Extracted records:
▼
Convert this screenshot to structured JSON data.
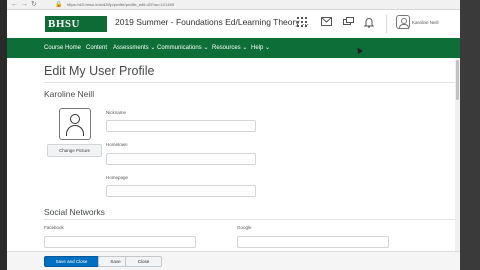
{
  "browser": {
    "url": "https://d2l.bhsu.edu/d2l/lp/profile/profile_edit.d2l?ou=121489"
  },
  "header": {
    "logo_text": "BHSU",
    "course_title": "2019 Summer - Foundations Ed/Learning Theory ...",
    "user_name": "Karoline Neill",
    "icons": [
      "grid-icon",
      "mail-icon",
      "chat-icon",
      "bell-icon"
    ]
  },
  "nav": {
    "items": [
      {
        "label": "Course Home"
      },
      {
        "label": "Content"
      },
      {
        "label": "Assessments ⌄"
      },
      {
        "label": "Communications ⌄"
      },
      {
        "label": "Resources ⌄"
      },
      {
        "label": "Help ⌄"
      }
    ]
  },
  "page": {
    "title": "Edit My User Profile",
    "person_name": "Karoline Neill",
    "change_picture_label": "Change Picture",
    "fields": {
      "nickname_label": "Nickname",
      "hometown_label": "Hometown",
      "homepage_label": "Homepage",
      "nickname_value": "",
      "hometown_value": "",
      "homepage_value": ""
    },
    "social": {
      "title": "Social Networks",
      "facebook_label": "Facebook",
      "google_label": "Google"
    }
  },
  "buttons": {
    "save_close": "Save and Close",
    "save": "Save",
    "close": "Close"
  },
  "colors": {
    "brand_green": "#0d6f37",
    "primary_blue": "#006fbf"
  }
}
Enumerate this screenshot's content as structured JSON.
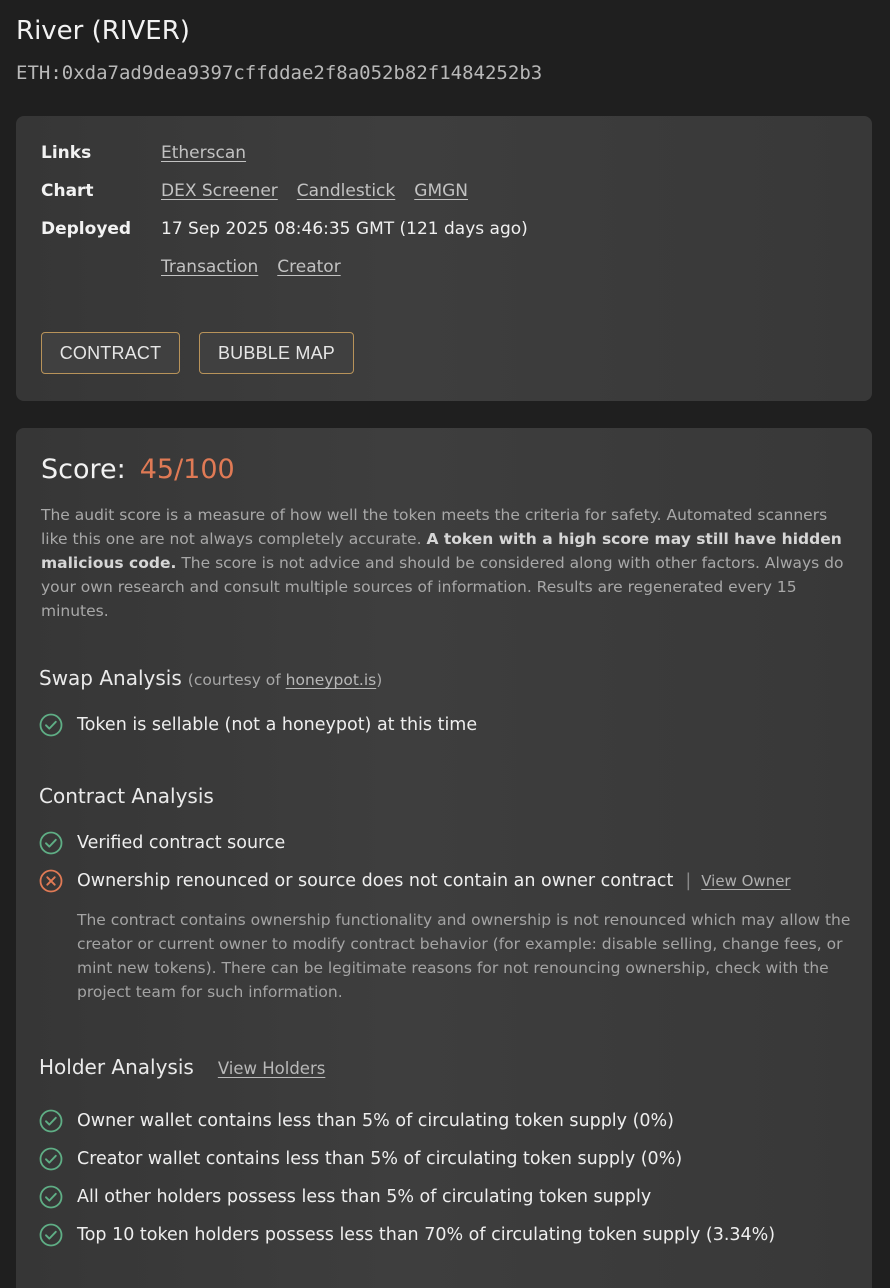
{
  "token": {
    "name": "River (RIVER)",
    "address": "ETH:0xda7ad9dea9397cffddae2f8a052b82f1484252b3"
  },
  "info": {
    "links_label": "Links",
    "links": [
      "Etherscan"
    ],
    "chart_label": "Chart",
    "chart_links": [
      "DEX Screener",
      "Candlestick",
      "GMGN"
    ],
    "deployed_label": "Deployed",
    "deployed_value": "17 Sep 2025 08:46:35 GMT (121 days ago)",
    "deploy_links": [
      "Transaction",
      "Creator"
    ],
    "buttons": {
      "contract": "CONTRACT",
      "bubble_map": "BUBBLE MAP"
    }
  },
  "score": {
    "label": "Score:",
    "value": "45/100",
    "desc_1": "The audit score is a measure of how well the token meets the criteria for safety. Automated scanners like this one are not always completely accurate. ",
    "desc_bold": "A token with a high score may still have hidden malicious code.",
    "desc_2": " The score is not advice and should be considered along with other factors. Always do your own research and consult multiple sources of information. Results are regenerated every 15 minutes."
  },
  "swap": {
    "title": "Swap Analysis",
    "courtesy_prefix": "(courtesy of ",
    "courtesy_link": "honeypot.is",
    "courtesy_suffix": ")",
    "checks": [
      {
        "text": "Token is sellable (not a honeypot) at this time",
        "status": "pass"
      }
    ]
  },
  "contract": {
    "title": "Contract Analysis",
    "checks": [
      {
        "text": "Verified contract source",
        "status": "pass"
      },
      {
        "text": "Ownership renounced or source does not contain an owner contract",
        "status": "fail"
      }
    ],
    "separator": "|",
    "view_owner": "View Owner",
    "warning": "The contract contains ownership functionality and ownership is not renounced which may allow the creator or current owner to modify contract behavior (for example: disable selling, change fees, or mint new tokens). There can be legitimate reasons for not renouncing ownership, check with the project team for such information."
  },
  "holder": {
    "title": "Holder Analysis",
    "view_holders": "View Holders",
    "checks": [
      {
        "text": "Owner wallet contains less than 5% of circulating token supply (0%)",
        "status": "pass"
      },
      {
        "text": "Creator wallet contains less than 5% of circulating token supply (0%)",
        "status": "pass"
      },
      {
        "text": "All other holders possess less than 5% of circulating token supply",
        "status": "pass"
      },
      {
        "text": "Top 10 token holders possess less than 70% of circulating token supply (3.34%)",
        "status": "pass"
      }
    ]
  },
  "colors": {
    "pass": "#5fae85",
    "fail": "#e07a55",
    "score": "#e07a55",
    "button_border": "#b8935a"
  },
  "icons": {
    "pass": "check-circle-icon",
    "fail": "x-circle-icon"
  }
}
▲
Written instruction:
Without including any pictures, print all of the material exactly as given.

Final answer:
Convert this screenshot to structured JSON data.
{
  "browser": {
    "url": "https://d2l.bhsu.edu/d2l/lp/profile/profile_edit.d2l?ou=121489"
  },
  "header": {
    "logo_text": "BHSU",
    "course_title": "2019 Summer - Foundations Ed/Learning Theory ...",
    "user_name": "Karoline Neill",
    "icons": [
      "grid-icon",
      "mail-icon",
      "chat-icon",
      "bell-icon"
    ]
  },
  "nav": {
    "items": [
      {
        "label": "Course Home"
      },
      {
        "label": "Content"
      },
      {
        "label": "Assessments ⌄"
      },
      {
        "label": "Communications ⌄"
      },
      {
        "label": "Resources ⌄"
      },
      {
        "label": "Help ⌄"
      }
    ]
  },
  "page": {
    "title": "Edit My User Profile",
    "person_name": "Karoline Neill",
    "change_picture_label": "Change Picture",
    "fields": {
      "nickname_label": "Nickname",
      "hometown_label": "Hometown",
      "homepage_label": "Homepage",
      "nickname_value": "",
      "hometown_value": "",
      "homepage_value": ""
    },
    "social": {
      "title": "Social Networks",
      "facebook_label": "Facebook",
      "google_label": "Google"
    }
  },
  "buttons": {
    "save_close": "Save and Close",
    "save": "Save",
    "close": "Close"
  },
  "colors": {
    "brand_green": "#0d6f37",
    "primary_blue": "#006fbf"
  }
}
Enumerate this screenshot's content as structured JSON.
{
  "token": {
    "name": "River (RIVER)",
    "address": "ETH:0xda7ad9dea9397cffddae2f8a052b82f1484252b3"
  },
  "info": {
    "links_label": "Links",
    "links": [
      "Etherscan"
    ],
    "chart_label": "Chart",
    "chart_links": [
      "DEX Screener",
      "Candlestick",
      "GMGN"
    ],
    "deployed_label": "Deployed",
    "deployed_value": "17 Sep 2025 08:46:35 GMT (121 days ago)",
    "deploy_links": [
      "Transaction",
      "Creator"
    ],
    "buttons": {
      "contract": "CONTRACT",
      "bubble_map": "BUBBLE MAP"
    }
  },
  "score": {
    "label": "Score:",
    "value": "45/100",
    "desc_1": "The audit score is a measure of how well the token meets the criteria for safety. Automated scanners like this one are not always completely accurate. ",
    "desc_bold": "A token with a high score may still have hidden malicious code.",
    "desc_2": " The score is not advice and should be considered along with other factors. Always do your own research and consult multiple sources of information. Results are regenerated every 15 minutes."
  },
  "swap": {
    "title": "Swap Analysis",
    "courtesy_prefix": "(courtesy of ",
    "courtesy_link": "honeypot.is",
    "courtesy_suffix": ")",
    "checks": [
      {
        "text": "Token is sellable (not a honeypot) at this time",
        "status": "pass"
      }
    ]
  },
  "contract": {
    "title": "Contract Analysis",
    "checks": [
      {
        "text": "Verified contract source",
        "status": "pass"
      },
      {
        "text": "Ownership renounced or source does not contain an owner contract",
        "status": "fail"
      }
    ],
    "separator": "|",
    "view_owner": "View Owner",
    "warning": "The contract contains ownership functionality and ownership is not renounced which may allow the creator or current owner to modify contract behavior (for example: disable selling, change fees, or mint new tokens). There can be legitimate reasons for not renouncing ownership, check with the project team for such information."
  },
  "holder": {
    "title": "Holder Analysis",
    "view_holders": "View Holders",
    "checks": [
      {
        "text": "Owner wallet contains less than 5% of circulating token supply (0%)",
        "status": "pass"
      },
      {
        "text": "Creator wallet contains less than 5% of circulating token supply (0%)",
        "status": "pass"
      },
      {
        "text": "All other holders possess less than 5% of circulating token supply",
        "status": "pass"
      },
      {
        "text": "Top 10 token holders possess less than 70% of circulating token supply (3.34%)",
        "status": "pass"
      }
    ]
  },
  "colors": {
    "pass": "#5fae85",
    "fail": "#e07a55",
    "score": "#e07a55",
    "button_border": "#b8935a"
  },
  "icons": {
    "pass": "check-circle-icon",
    "fail": "x-circle-icon"
  }
}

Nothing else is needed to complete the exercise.